Given task: Using the material below, copy every line where "VRSampleScenes" appears.

Exercise material:
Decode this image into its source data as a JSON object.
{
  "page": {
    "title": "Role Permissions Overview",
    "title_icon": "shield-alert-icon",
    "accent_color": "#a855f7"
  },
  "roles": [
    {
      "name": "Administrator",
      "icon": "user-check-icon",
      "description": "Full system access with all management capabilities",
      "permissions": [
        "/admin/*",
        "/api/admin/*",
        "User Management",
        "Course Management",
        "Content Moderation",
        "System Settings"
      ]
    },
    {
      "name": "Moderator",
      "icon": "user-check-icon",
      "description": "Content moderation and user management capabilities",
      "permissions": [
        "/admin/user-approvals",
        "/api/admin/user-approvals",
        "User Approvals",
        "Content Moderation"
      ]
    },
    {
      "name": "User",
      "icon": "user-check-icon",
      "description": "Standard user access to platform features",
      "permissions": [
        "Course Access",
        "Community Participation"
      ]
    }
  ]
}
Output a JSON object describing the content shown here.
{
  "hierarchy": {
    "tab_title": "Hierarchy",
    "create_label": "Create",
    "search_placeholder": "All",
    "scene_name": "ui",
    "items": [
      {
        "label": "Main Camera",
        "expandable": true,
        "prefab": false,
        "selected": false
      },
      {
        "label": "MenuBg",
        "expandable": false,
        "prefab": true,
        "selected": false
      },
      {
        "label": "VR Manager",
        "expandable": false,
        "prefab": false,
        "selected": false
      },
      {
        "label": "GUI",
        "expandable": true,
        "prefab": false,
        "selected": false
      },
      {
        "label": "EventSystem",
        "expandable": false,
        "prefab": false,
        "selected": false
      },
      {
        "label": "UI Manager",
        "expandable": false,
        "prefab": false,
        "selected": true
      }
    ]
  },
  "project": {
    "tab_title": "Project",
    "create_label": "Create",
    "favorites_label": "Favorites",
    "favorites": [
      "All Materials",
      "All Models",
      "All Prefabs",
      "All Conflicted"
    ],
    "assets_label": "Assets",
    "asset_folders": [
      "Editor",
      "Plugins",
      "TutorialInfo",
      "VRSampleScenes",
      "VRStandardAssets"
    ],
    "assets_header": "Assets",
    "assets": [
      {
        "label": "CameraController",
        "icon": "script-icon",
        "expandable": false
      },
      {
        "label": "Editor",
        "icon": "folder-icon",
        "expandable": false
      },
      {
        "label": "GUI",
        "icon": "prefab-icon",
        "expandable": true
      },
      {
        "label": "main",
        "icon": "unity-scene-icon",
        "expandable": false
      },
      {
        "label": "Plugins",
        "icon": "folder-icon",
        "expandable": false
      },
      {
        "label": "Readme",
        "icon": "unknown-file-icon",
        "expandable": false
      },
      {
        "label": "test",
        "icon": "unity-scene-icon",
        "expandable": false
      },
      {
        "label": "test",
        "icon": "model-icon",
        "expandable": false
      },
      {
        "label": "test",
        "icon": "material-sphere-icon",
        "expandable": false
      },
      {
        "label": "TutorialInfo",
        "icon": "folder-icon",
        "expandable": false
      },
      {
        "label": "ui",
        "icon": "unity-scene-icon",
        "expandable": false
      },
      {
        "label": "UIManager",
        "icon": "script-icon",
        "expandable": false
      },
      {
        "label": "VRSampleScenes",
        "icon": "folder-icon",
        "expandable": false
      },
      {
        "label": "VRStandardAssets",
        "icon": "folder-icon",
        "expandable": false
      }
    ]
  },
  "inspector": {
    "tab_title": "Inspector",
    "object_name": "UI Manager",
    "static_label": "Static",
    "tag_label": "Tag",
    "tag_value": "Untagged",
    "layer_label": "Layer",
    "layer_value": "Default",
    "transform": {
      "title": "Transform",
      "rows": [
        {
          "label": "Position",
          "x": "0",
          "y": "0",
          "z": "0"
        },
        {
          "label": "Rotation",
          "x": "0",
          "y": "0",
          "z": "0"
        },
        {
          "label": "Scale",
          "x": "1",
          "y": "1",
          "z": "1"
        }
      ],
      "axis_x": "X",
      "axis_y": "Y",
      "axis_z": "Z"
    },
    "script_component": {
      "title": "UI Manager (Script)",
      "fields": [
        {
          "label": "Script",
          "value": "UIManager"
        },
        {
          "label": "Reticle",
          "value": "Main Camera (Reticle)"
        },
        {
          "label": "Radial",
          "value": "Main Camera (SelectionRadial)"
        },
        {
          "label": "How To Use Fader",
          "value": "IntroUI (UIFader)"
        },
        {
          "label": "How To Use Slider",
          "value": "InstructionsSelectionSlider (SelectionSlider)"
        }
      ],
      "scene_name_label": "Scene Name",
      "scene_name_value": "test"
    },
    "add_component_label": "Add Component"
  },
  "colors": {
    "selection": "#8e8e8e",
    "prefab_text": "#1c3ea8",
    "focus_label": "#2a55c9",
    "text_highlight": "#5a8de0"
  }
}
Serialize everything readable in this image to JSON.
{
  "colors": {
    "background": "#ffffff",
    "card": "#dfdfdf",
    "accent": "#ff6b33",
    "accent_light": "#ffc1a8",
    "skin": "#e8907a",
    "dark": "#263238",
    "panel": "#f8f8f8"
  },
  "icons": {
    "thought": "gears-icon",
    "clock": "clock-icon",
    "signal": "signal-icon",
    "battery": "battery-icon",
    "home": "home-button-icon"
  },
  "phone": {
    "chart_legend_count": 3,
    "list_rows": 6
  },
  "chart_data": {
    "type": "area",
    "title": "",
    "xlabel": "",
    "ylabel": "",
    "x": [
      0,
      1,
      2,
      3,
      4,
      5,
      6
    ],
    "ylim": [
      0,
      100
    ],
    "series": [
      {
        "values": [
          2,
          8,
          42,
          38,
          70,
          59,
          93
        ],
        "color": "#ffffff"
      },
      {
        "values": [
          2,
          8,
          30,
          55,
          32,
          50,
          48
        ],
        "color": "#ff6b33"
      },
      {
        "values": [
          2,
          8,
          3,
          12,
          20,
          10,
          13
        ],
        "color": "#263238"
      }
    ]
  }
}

Result for this task:
      "VRSampleScenes",
        "label": "VRSampleScenes",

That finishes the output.